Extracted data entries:
━━━━━━━━━━━━━━━━━━━━━━━━━━━━━━

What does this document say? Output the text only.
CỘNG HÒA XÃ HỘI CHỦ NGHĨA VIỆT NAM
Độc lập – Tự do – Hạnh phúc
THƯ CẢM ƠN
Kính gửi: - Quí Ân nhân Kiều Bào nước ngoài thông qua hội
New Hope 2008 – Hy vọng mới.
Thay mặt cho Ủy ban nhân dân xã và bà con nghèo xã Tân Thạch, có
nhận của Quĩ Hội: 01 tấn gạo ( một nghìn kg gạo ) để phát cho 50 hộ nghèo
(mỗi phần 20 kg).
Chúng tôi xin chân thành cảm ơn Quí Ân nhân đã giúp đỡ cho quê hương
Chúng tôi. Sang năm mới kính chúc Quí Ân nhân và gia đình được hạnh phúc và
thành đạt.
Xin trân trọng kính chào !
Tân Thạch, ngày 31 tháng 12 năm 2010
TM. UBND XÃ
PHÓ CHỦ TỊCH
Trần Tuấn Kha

━━━━━━━━━━━━━━━━━━━━━━━━━━━━━━

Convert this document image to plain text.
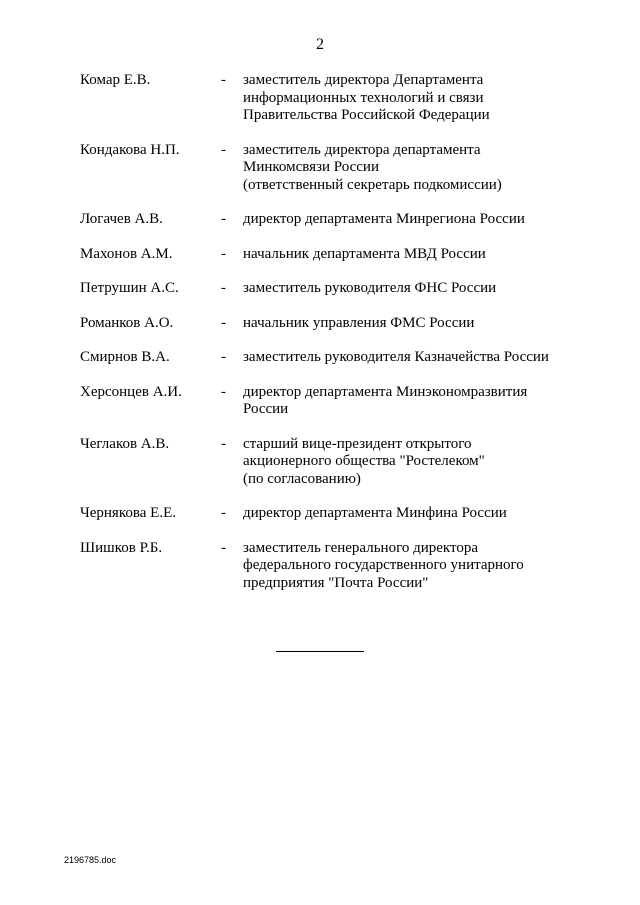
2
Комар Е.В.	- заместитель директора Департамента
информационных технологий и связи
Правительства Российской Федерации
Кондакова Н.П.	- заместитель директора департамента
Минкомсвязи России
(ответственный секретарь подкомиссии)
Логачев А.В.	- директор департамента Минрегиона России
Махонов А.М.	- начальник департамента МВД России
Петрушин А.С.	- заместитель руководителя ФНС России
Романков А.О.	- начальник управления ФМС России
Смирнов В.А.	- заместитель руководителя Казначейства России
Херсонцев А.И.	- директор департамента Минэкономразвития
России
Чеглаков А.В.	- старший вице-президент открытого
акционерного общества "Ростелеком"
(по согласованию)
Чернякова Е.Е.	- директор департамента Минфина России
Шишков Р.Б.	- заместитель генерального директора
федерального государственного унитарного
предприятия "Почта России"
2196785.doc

━━━━━━━━━━━━━━━━━━━━━━━━━━━━━━

Set problem: The lines to collect are those holding the string "nhân"; copy them all.

Result below:
Kính gửi: - Quí Ân nhân Kiều Bào nước ngoài thông qua hội
Thay mặt cho Ủy ban nhân dân xã và bà con nghèo xã Tân Thạch, có
Chúng tôi xin chân thành cảm ơn Quí Ân nhân đã giúp đỡ cho quê hương
Chúng tôi. Sang năm mới kính chúc Quí Ân nhân và gia đình được hạnh phúc và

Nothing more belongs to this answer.